→ **Short task**
Check every line below for the word "JSON" and show those that hold it.

#### Records supplied ####

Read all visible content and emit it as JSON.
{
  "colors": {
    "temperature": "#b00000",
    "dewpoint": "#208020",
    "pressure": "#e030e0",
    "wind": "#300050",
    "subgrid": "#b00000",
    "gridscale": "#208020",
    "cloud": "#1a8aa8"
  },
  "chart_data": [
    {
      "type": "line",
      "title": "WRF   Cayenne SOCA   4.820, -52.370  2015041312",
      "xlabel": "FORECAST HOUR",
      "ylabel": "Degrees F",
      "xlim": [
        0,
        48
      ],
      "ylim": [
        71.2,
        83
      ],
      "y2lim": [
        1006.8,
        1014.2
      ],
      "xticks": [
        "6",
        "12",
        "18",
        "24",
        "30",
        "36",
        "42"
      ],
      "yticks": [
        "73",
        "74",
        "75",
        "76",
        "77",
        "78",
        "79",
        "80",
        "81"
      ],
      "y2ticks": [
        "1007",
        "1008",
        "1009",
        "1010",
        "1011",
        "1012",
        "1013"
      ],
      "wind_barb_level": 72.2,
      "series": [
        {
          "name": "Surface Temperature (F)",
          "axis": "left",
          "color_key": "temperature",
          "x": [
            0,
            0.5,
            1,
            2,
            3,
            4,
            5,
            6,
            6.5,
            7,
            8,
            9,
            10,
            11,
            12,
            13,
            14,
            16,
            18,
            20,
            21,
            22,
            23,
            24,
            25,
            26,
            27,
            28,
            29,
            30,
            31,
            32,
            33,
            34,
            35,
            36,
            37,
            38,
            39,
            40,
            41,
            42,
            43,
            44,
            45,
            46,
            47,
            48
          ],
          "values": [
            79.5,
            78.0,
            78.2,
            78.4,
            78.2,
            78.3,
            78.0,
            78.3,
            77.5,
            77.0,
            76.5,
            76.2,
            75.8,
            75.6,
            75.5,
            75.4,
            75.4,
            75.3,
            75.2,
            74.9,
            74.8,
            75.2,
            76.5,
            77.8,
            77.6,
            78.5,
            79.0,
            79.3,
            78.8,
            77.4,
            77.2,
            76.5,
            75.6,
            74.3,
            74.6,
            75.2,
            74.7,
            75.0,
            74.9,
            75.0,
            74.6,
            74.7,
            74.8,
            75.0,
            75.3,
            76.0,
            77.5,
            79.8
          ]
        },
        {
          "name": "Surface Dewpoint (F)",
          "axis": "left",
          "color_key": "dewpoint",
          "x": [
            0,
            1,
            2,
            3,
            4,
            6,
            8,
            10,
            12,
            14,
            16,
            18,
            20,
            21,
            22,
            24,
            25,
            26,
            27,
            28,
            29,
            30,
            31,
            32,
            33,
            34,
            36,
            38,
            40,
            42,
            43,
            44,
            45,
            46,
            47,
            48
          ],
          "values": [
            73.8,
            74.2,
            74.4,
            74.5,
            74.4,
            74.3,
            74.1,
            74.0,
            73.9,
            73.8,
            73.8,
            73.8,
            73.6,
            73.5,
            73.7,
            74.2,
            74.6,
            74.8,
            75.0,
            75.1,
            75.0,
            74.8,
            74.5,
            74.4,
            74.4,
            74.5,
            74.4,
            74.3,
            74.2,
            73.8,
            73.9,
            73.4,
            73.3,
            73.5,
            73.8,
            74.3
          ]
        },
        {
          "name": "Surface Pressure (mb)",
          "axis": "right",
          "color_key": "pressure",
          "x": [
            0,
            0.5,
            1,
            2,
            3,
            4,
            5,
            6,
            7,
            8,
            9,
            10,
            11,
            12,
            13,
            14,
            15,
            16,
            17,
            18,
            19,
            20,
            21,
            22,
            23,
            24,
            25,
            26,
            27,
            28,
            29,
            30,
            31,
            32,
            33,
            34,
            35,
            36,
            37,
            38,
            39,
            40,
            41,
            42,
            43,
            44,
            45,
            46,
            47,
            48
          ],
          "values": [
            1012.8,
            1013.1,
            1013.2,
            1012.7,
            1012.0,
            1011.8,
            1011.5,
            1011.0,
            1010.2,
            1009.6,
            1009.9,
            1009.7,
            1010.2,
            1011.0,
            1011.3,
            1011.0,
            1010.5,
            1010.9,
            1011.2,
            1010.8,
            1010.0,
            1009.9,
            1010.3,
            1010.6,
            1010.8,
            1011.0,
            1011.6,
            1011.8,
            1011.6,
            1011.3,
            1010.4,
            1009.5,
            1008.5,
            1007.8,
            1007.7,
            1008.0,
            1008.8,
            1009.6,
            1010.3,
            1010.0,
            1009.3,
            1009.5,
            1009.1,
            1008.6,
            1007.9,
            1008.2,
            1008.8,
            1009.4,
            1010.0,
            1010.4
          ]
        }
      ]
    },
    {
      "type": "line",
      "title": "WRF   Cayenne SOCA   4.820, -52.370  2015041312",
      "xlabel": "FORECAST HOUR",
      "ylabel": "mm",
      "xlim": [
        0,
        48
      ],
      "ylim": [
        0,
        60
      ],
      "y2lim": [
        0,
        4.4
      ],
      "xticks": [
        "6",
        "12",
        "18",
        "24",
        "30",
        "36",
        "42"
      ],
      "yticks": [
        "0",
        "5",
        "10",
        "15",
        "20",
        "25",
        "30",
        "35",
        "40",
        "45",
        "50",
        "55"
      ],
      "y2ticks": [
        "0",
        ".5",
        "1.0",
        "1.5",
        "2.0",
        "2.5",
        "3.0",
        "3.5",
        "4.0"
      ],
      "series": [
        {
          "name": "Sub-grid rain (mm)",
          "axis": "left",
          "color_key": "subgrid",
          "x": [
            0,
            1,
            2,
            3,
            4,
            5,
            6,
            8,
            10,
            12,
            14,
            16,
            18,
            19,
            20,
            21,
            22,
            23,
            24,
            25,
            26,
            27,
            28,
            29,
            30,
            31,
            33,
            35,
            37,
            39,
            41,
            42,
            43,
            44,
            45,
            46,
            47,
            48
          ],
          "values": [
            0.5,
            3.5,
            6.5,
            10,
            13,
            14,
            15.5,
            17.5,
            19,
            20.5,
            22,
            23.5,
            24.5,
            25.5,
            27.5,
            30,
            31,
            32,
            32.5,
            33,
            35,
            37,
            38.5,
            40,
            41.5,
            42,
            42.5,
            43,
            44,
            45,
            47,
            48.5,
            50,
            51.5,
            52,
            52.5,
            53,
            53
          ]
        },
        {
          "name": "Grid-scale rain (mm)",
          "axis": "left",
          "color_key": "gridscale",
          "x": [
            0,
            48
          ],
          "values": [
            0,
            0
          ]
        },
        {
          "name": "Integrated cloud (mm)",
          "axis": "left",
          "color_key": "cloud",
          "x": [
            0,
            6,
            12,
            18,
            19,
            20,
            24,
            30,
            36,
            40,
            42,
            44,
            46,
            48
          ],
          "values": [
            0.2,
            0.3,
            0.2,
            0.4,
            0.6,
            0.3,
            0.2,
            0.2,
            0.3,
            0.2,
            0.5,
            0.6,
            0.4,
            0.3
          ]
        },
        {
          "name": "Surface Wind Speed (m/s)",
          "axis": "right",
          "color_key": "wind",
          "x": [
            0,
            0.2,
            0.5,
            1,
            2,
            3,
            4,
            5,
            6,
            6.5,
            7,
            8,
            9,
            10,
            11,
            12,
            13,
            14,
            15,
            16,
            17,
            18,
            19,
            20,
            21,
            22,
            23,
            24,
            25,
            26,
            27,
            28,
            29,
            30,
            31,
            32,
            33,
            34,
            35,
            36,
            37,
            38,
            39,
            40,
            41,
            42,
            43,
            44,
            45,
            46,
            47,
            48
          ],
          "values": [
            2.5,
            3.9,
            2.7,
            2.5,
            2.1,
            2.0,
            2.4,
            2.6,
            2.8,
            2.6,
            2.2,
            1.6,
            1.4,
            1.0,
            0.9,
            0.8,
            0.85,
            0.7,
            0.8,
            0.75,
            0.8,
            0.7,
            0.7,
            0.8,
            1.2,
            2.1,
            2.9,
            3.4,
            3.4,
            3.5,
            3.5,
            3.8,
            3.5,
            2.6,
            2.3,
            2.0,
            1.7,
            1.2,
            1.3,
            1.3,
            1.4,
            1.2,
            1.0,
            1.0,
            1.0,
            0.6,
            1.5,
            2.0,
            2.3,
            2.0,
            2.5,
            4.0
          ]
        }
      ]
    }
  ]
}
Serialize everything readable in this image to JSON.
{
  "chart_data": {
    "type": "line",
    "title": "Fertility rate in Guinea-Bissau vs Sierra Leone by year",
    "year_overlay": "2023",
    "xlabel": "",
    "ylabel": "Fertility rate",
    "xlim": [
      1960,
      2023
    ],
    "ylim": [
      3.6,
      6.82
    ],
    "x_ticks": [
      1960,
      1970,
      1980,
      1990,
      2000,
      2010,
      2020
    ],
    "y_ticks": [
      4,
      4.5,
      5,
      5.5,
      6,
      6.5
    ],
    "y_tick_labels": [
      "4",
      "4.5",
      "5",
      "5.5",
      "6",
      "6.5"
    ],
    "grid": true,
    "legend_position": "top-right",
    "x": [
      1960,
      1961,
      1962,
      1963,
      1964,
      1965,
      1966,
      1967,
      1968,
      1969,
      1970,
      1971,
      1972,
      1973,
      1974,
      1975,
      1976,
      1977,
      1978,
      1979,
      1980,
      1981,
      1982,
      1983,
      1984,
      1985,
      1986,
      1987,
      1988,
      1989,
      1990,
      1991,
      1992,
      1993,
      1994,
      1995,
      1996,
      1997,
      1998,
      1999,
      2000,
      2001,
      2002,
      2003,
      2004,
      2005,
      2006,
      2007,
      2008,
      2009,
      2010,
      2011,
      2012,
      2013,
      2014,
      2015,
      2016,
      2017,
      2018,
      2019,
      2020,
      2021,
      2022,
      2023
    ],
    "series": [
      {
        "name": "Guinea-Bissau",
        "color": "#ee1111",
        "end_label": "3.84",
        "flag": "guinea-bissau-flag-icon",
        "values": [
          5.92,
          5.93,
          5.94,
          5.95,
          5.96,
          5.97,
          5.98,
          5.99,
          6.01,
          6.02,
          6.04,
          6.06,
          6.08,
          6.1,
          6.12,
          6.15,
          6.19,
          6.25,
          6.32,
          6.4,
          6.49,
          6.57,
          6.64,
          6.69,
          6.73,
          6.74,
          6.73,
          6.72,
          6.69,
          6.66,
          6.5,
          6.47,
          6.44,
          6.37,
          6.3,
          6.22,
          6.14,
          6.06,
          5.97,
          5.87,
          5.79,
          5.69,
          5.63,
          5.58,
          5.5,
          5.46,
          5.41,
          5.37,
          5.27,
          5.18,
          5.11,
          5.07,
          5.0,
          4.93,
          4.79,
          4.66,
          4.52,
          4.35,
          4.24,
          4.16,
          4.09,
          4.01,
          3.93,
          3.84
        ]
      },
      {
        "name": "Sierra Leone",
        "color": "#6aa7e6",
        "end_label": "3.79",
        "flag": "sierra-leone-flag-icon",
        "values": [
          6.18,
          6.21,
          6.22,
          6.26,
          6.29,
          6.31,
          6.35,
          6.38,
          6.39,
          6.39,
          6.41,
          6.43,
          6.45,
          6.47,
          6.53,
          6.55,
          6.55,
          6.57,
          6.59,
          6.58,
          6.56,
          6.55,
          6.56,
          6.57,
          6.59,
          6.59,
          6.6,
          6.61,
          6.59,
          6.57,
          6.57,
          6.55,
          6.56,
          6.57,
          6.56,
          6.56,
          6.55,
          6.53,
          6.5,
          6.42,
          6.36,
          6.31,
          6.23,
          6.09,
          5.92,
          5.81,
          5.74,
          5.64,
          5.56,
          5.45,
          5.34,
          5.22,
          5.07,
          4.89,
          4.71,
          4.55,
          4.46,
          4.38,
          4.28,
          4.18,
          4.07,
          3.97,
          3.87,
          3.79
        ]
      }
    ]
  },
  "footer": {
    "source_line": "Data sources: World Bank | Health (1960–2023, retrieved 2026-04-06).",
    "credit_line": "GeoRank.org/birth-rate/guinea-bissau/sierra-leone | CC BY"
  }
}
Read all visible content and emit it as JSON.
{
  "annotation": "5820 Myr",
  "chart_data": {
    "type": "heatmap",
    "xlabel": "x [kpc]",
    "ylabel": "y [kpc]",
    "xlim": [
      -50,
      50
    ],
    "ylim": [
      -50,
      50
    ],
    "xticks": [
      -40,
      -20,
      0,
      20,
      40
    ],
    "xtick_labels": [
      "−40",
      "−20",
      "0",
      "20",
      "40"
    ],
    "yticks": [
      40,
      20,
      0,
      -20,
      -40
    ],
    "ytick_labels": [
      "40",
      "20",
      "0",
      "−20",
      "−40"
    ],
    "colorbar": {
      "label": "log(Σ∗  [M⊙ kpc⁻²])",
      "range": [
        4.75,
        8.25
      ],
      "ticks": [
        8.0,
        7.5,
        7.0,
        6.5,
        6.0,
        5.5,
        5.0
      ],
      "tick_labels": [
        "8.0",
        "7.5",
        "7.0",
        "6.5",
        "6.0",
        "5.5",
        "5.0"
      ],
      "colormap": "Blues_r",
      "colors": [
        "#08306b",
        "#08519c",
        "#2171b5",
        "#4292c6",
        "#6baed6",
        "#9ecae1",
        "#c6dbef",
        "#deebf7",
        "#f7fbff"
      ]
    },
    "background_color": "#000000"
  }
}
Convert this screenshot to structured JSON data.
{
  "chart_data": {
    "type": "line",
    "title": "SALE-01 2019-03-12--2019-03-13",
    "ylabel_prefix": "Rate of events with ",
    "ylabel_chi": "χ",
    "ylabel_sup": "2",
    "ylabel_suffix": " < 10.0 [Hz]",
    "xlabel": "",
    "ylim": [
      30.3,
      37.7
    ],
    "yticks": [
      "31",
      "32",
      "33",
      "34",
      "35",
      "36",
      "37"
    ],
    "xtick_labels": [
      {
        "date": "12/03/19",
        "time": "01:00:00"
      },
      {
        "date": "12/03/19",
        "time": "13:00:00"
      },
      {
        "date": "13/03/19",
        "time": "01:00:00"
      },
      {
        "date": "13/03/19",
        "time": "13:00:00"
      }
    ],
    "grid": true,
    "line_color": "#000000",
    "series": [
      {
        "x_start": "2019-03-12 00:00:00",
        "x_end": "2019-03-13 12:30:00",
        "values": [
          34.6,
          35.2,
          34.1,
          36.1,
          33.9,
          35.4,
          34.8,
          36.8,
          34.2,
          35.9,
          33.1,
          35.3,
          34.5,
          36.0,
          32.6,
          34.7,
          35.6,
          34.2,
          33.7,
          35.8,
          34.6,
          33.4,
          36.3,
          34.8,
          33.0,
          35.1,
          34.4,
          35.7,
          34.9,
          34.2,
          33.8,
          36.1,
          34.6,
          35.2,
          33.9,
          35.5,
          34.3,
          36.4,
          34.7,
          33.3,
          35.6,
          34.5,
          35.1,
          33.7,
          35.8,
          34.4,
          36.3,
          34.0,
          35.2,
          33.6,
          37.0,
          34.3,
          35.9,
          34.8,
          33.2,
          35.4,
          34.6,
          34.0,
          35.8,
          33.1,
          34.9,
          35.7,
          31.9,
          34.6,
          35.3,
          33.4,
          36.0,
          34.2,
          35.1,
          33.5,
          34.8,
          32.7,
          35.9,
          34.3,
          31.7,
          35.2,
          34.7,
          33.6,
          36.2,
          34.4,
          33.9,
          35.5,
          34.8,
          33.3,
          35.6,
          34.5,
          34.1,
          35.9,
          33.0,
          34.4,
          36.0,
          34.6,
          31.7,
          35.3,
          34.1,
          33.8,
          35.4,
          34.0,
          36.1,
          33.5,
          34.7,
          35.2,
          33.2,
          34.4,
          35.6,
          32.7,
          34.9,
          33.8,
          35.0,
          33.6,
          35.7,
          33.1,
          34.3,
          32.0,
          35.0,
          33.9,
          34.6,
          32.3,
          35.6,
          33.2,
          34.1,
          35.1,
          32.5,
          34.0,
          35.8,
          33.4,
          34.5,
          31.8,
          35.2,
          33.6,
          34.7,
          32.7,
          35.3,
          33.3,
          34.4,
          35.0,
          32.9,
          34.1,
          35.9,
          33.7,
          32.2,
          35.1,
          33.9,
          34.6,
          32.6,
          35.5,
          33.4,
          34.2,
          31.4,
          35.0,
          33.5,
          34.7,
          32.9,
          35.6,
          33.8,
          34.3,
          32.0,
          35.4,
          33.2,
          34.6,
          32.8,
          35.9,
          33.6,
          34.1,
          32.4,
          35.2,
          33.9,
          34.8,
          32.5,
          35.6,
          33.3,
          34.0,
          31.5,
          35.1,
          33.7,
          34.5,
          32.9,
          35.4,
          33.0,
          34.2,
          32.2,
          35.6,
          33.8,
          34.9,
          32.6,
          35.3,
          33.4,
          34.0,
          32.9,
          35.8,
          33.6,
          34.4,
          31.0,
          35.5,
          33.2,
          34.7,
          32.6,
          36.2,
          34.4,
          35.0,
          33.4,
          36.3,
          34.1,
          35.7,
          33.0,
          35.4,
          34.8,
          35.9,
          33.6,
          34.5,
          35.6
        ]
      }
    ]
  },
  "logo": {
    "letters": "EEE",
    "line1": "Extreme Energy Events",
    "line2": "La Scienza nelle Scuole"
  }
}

####

→ **Result for this task**
Read all visible content and emit it as JSON.
Serialize everything readable in this image to JSON.
Read all visible content and emit it as JSON.
Convert this screenshot to structured JSON data.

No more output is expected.